• [What you are asked to do]: Return the count of lines that mention "Password", with no other words.
=-=-=
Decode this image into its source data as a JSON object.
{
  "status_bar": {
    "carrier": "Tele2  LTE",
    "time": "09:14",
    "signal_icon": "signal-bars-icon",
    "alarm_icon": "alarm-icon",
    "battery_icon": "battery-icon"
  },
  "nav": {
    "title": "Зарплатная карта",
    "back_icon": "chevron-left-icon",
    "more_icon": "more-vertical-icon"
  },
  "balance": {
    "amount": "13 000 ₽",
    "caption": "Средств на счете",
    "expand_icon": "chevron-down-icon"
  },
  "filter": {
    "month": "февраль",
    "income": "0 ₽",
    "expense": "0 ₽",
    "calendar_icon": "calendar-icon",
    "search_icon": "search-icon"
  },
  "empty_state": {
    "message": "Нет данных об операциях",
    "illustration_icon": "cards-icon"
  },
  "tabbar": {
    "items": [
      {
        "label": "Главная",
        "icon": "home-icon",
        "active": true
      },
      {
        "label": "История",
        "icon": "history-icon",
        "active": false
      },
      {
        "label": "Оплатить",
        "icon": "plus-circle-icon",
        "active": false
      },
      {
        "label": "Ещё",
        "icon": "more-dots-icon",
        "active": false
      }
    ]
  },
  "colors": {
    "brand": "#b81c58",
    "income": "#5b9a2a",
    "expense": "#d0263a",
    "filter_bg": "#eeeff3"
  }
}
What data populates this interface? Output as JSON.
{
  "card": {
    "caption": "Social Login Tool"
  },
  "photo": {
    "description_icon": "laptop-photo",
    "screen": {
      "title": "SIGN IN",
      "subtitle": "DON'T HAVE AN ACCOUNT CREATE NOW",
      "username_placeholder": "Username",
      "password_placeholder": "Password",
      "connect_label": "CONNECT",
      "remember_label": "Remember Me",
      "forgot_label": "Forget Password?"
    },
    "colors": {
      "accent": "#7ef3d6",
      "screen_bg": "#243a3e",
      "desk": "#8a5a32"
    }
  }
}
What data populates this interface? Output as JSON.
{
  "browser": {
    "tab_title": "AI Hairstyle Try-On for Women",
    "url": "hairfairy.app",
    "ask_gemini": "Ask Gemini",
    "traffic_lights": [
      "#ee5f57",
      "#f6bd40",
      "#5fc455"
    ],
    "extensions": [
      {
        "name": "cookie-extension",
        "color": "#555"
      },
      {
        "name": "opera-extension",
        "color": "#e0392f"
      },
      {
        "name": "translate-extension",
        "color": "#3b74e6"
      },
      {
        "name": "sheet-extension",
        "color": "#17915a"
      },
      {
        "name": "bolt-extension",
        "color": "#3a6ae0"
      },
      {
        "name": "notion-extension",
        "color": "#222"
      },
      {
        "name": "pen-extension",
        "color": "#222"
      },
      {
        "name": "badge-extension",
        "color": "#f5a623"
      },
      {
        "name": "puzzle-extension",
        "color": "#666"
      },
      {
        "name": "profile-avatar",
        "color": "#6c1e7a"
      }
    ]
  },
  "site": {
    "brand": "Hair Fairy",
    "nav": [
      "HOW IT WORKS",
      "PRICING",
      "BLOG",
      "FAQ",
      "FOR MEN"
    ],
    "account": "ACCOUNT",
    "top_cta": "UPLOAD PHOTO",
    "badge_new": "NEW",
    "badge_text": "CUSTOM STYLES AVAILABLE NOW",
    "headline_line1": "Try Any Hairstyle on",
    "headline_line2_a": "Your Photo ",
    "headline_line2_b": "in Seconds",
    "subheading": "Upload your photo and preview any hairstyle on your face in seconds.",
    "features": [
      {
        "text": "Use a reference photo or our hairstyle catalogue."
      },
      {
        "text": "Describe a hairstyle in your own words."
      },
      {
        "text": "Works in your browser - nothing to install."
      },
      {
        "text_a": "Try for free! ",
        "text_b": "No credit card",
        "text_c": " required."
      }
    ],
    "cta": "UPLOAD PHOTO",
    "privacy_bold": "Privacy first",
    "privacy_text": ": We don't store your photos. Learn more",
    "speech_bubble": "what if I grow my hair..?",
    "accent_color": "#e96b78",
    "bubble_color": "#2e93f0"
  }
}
=-=-=
• [Expected output]: 2